**Work task:**
Across the records that follow, count each line holding "title", and write only the total.

Figure dataset records
= Beginning of Section =

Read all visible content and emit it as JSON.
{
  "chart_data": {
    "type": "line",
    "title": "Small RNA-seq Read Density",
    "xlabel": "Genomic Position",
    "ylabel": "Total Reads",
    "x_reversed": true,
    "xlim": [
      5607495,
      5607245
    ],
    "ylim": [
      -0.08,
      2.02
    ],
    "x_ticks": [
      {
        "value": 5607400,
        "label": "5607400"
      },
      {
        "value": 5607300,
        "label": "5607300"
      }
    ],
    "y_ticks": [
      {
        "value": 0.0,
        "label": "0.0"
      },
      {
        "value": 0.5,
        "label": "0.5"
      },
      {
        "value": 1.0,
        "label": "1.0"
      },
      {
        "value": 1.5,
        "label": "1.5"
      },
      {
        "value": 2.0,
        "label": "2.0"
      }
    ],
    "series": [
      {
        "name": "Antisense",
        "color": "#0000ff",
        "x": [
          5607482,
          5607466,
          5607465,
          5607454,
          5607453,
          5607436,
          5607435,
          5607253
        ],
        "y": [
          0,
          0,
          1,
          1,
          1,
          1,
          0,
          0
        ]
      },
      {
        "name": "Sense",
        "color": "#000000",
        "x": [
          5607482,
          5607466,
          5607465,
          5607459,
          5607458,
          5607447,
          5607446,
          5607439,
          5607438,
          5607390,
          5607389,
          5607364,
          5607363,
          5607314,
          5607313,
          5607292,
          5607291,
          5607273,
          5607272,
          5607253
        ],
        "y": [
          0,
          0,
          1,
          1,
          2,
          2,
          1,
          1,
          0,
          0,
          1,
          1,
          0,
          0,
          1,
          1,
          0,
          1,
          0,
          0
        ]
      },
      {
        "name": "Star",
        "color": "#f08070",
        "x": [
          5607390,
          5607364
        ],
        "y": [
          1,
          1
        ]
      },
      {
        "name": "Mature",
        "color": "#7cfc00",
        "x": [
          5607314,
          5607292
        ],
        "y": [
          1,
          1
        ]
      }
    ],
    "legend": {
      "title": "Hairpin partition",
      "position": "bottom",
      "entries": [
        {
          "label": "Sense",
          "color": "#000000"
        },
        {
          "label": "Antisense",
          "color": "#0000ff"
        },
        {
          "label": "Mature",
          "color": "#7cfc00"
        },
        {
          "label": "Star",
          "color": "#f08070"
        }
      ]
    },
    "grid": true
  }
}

= End of Section =

**Result of this exercise:**
2